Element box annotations
☆ ☆ ☆ ☆ ☆ ☆ ☆

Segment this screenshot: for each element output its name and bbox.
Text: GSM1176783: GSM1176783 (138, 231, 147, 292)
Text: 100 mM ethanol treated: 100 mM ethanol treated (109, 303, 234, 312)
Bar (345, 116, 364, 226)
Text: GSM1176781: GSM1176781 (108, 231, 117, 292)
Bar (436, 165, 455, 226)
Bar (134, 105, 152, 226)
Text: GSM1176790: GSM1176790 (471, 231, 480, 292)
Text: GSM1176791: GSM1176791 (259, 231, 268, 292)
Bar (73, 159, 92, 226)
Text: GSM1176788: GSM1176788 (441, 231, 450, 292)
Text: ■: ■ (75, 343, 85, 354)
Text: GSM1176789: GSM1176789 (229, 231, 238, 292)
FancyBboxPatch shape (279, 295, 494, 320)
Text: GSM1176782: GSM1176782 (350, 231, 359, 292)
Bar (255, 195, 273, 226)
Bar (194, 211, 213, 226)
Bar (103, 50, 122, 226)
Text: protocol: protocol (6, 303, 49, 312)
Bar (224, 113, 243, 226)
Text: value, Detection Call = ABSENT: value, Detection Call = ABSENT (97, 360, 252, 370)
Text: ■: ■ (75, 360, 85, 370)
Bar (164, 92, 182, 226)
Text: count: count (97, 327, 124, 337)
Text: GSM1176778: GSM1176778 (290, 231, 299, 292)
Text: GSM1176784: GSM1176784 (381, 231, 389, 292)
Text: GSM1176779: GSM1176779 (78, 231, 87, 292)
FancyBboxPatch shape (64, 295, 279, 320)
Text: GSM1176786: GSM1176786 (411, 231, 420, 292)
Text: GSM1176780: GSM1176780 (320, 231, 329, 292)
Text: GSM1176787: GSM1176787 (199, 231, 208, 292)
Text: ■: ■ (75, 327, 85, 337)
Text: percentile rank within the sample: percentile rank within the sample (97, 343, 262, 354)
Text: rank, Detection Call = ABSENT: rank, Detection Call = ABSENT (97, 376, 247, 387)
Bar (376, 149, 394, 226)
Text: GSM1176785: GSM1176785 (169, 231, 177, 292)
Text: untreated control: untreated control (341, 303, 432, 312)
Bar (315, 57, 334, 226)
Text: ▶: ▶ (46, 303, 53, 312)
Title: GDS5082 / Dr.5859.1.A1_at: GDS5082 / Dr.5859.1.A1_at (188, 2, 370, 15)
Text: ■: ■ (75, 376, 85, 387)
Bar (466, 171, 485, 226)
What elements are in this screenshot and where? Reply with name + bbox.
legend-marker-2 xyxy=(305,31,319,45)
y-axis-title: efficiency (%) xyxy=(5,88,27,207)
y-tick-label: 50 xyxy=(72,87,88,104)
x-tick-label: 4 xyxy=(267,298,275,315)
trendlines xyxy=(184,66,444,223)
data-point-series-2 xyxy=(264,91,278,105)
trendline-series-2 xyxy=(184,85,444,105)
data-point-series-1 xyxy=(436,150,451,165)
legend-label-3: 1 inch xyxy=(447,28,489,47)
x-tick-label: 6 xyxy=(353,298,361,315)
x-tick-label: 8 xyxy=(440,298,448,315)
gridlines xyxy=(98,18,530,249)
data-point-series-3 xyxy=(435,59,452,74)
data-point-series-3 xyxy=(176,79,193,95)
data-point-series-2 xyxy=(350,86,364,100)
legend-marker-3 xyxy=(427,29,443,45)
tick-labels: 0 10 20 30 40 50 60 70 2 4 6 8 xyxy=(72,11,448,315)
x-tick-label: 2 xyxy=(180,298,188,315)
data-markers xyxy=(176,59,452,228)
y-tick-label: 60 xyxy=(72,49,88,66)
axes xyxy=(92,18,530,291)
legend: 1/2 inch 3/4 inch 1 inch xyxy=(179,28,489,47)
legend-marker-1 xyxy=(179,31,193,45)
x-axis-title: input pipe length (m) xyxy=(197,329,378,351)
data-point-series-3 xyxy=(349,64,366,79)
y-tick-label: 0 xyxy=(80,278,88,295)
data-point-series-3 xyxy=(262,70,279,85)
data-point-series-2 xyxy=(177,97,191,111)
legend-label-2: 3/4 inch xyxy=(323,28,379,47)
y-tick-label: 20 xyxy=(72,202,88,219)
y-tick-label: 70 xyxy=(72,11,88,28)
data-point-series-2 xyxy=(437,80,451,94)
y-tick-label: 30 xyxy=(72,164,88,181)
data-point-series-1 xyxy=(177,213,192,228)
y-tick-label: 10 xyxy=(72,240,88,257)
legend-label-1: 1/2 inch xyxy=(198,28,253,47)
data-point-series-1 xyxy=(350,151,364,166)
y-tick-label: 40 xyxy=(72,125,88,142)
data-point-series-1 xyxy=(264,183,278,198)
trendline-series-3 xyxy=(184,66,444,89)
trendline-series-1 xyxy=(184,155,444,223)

☆ ☆ ☆ ☆ ☆ ☆ ☆

Replace every "ABSENT" in the material above with "PRESENT", and reproduce the material with nothing else changed.

| Answer below |
Segment this screenshot: for each element output its name and bbox.
Text: GSM1176783: GSM1176783 (138, 231, 147, 292)
Text: 100 mM ethanol treated: 100 mM ethanol treated (109, 303, 234, 312)
Bar (345, 116, 364, 226)
Text: GSM1176781: GSM1176781 (108, 231, 117, 292)
Bar (436, 165, 455, 226)
Bar (134, 105, 152, 226)
Text: GSM1176790: GSM1176790 (471, 231, 480, 292)
Text: GSM1176791: GSM1176791 (259, 231, 268, 292)
Bar (73, 159, 92, 226)
Text: GSM1176788: GSM1176788 (441, 231, 450, 292)
Text: ■: ■ (75, 343, 85, 354)
Text: GSM1176789: GSM1176789 (229, 231, 238, 292)
FancyBboxPatch shape (279, 295, 494, 320)
Text: GSM1176782: GSM1176782 (350, 231, 359, 292)
Bar (255, 195, 273, 226)
Bar (194, 211, 213, 226)
Bar (103, 50, 122, 226)
Text: protocol: protocol (6, 303, 49, 312)
Bar (224, 113, 243, 226)
Text: value, Detection Call = PRESENT: value, Detection Call = PRESENT (97, 360, 252, 370)
Text: ■: ■ (75, 360, 85, 370)
Bar (164, 92, 182, 226)
Text: count: count (97, 327, 124, 337)
Text: GSM1176778: GSM1176778 (290, 231, 299, 292)
Text: GSM1176784: GSM1176784 (381, 231, 389, 292)
Text: GSM1176779: GSM1176779 (78, 231, 87, 292)
FancyBboxPatch shape (64, 295, 279, 320)
Text: GSM1176786: GSM1176786 (411, 231, 420, 292)
Text: GSM1176780: GSM1176780 (320, 231, 329, 292)
Text: GSM1176787: GSM1176787 (199, 231, 208, 292)
Text: ■: ■ (75, 327, 85, 337)
Text: percentile rank within the sample: percentile rank within the sample (97, 343, 262, 354)
Text: rank, Detection Call = PRESENT: rank, Detection Call = PRESENT (97, 376, 247, 387)
Bar (376, 149, 394, 226)
Text: GSM1176785: GSM1176785 (169, 231, 177, 292)
Text: untreated control: untreated control (341, 303, 432, 312)
Bar (315, 57, 334, 226)
Text: ▶: ▶ (46, 303, 53, 312)
Title: GDS5082 / Dr.5859.1.A1_at: GDS5082 / Dr.5859.1.A1_at (188, 2, 370, 15)
Text: ■: ■ (75, 376, 85, 387)
Bar (466, 171, 485, 226)
What elements are in this screenshot and where? Reply with name + bbox.
legend-marker-2 xyxy=(305,31,319,45)
y-axis-title: efficiency (%) xyxy=(5,88,27,207)
y-tick-label: 50 xyxy=(72,87,88,104)
x-tick-label: 4 xyxy=(267,298,275,315)
trendlines xyxy=(184,66,444,223)
data-point-series-2 xyxy=(264,91,278,105)
trendline-series-2 xyxy=(184,85,444,105)
data-point-series-1 xyxy=(436,150,451,165)
legend-label-3: 1 inch xyxy=(447,28,489,47)
x-tick-label: 6 xyxy=(353,298,361,315)
x-tick-label: 8 xyxy=(440,298,448,315)
gridlines xyxy=(98,18,530,249)
data-point-series-3 xyxy=(435,59,452,74)
data-point-series-3 xyxy=(176,79,193,95)
data-point-series-2 xyxy=(350,86,364,100)
legend-marker-3 xyxy=(427,29,443,45)
tick-labels: 0 10 20 30 40 50 60 70 2 4 6 8 xyxy=(72,11,448,315)
x-tick-label: 2 xyxy=(180,298,188,315)
data-markers xyxy=(176,59,452,228)
y-tick-label: 60 xyxy=(72,49,88,66)
axes xyxy=(92,18,530,291)
legend: 1/2 inch 3/4 inch 1 inch xyxy=(179,28,489,47)
legend-marker-1 xyxy=(179,31,193,45)
x-axis-title: input pipe length (m) xyxy=(197,329,378,351)
data-point-series-3 xyxy=(349,64,366,79)
y-tick-label: 0 xyxy=(80,278,88,295)
data-point-series-3 xyxy=(262,70,279,85)
data-point-series-2 xyxy=(177,97,191,111)
legend-label-2: 3/4 inch xyxy=(323,28,379,47)
y-tick-label: 20 xyxy=(72,202,88,219)
y-tick-label: 70 xyxy=(72,11,88,28)
data-point-series-2 xyxy=(437,80,451,94)
y-tick-label: 30 xyxy=(72,164,88,181)
data-point-series-1 xyxy=(177,213,192,228)
y-tick-label: 10 xyxy=(72,240,88,257)
legend-label-1: 1/2 inch xyxy=(198,28,253,47)
data-point-series-1 xyxy=(350,151,364,166)
y-tick-label: 40 xyxy=(72,125,88,142)
data-point-series-1 xyxy=(264,183,278,198)
trendline-series-3 xyxy=(184,66,444,89)
trendline-series-1 xyxy=(184,155,444,223)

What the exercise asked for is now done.